— START OF Entries provided —
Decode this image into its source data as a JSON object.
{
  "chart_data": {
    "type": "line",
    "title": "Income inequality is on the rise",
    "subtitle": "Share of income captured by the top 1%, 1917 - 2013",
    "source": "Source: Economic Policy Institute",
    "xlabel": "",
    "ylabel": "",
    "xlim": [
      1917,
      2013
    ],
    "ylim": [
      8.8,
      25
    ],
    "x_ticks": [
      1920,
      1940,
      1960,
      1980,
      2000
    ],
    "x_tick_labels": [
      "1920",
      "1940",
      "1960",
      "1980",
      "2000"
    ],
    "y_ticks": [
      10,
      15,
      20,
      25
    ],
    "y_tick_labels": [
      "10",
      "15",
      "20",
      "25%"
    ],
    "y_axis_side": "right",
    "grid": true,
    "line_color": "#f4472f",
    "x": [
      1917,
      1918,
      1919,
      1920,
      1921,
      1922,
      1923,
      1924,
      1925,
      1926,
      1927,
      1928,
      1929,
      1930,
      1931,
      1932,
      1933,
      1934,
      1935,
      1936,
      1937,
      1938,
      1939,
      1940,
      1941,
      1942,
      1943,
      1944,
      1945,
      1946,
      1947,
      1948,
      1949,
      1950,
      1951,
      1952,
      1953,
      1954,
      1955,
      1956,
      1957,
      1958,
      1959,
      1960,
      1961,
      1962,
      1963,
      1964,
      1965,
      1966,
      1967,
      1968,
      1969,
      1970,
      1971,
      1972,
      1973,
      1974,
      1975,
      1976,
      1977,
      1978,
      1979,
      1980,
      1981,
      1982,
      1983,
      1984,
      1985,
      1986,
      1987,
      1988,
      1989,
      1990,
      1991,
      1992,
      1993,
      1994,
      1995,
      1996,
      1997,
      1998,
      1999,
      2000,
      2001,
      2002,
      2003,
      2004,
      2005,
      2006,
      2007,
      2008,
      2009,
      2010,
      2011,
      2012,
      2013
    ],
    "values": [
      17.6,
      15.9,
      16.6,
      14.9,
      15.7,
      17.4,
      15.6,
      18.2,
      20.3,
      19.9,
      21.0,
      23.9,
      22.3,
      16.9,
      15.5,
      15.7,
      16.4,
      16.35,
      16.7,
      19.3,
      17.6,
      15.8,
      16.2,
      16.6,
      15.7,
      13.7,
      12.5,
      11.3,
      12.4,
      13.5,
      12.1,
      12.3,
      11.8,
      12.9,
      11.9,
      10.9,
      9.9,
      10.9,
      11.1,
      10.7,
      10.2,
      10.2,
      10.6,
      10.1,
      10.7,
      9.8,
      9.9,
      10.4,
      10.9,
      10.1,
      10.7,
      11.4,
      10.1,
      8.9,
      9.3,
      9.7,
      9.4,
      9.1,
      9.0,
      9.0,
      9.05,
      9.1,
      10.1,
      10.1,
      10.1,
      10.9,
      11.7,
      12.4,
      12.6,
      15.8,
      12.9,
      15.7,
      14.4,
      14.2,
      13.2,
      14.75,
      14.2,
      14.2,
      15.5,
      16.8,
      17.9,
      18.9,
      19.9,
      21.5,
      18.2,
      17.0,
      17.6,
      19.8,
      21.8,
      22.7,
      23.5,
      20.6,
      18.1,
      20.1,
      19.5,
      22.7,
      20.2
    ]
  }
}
— END OF Entries provided —
Work to complete:
Transcribe every entry verbatim.

Final result:
Decode this image into its source data as a JSON object.
{
  "chart_data": {
    "type": "line",
    "title": "Income inequality is on the rise",
    "subtitle": "Share of income captured by the top 1%, 1917 - 2013",
    "source": "Source: Economic Policy Institute",
    "xlabel": "",
    "ylabel": "",
    "xlim": [
      1917,
      2013
    ],
    "ylim": [
      8.8,
      25
    ],
    "x_ticks": [
      1920,
      1940,
      1960,
      1980,
      2000
    ],
    "x_tick_labels": [
      "1920",
      "1940",
      "1960",
      "1980",
      "2000"
    ],
    "y_ticks": [
      10,
      15,
      20,
      25
    ],
    "y_tick_labels": [
      "10",
      "15",
      "20",
      "25%"
    ],
    "y_axis_side": "right",
    "grid": true,
    "line_color": "#f4472f",
    "x": [
      1917,
      1918,
      1919,
      1920,
      1921,
      1922,
      1923,
      1924,
      1925,
      1926,
      1927,
      1928,
      1929,
      1930,
      1931,
      1932,
      1933,
      1934,
      1935,
      1936,
      1937,
      1938,
      1939,
      1940,
      1941,
      1942,
      1943,
      1944,
      1945,
      1946,
      1947,
      1948,
      1949,
      1950,
      1951,
      1952,
      1953,
      1954,
      1955,
      1956,
      1957,
      1958,
      1959,
      1960,
      1961,
      1962,
      1963,
      1964,
      1965,
      1966,
      1967,
      1968,
      1969,
      1970,
      1971,
      1972,
      1973,
      1974,
      1975,
      1976,
      1977,
      1978,
      1979,
      1980,
      1981,
      1982,
      1983,
      1984,
      1985,
      1986,
      1987,
      1988,
      1989,
      1990,
      1991,
      1992,
      1993,
      1994,
      1995,
      1996,
      1997,
      1998,
      1999,
      2000,
      2001,
      2002,
      2003,
      2004,
      2005,
      2006,
      2007,
      2008,
      2009,
      2010,
      2011,
      2012,
      2013
    ],
    "values": [
      17.6,
      15.9,
      16.6,
      14.9,
      15.7,
      17.4,
      15.6,
      18.2,
      20.3,
      19.9,
      21.0,
      23.9,
      22.3,
      16.9,
      15.5,
      15.7,
      16.4,
      16.35,
      16.7,
      19.3,
      17.6,
      15.8,
      16.2,
      16.6,
      15.7,
      13.7,
      12.5,
      11.3,
      12.4,
      13.5,
      12.1,
      12.3,
      11.8,
      12.9,
      11.9,
      10.9,
      9.9,
      10.9,
      11.1,
      10.7,
      10.2,
      10.2,
      10.6,
      10.1,
      10.7,
      9.8,
      9.9,
      10.4,
      10.9,
      10.1,
      10.7,
      11.4,
      10.1,
      8.9,
      9.3,
      9.7,
      9.4,
      9.1,
      9.0,
      9.0,
      9.05,
      9.1,
      10.1,
      10.1,
      10.1,
      10.9,
      11.7,
      12.4,
      12.6,
      15.8,
      12.9,
      15.7,
      14.4,
      14.2,
      13.2,
      14.75,
      14.2,
      14.2,
      15.5,
      16.8,
      17.9,
      18.9,
      19.9,
      21.5,
      18.2,
      17.0,
      17.6,
      19.8,
      21.8,
      22.7,
      23.5,
      20.6,
      18.1,
      20.1,
      19.5,
      22.7,
      20.2
    ]
  }
}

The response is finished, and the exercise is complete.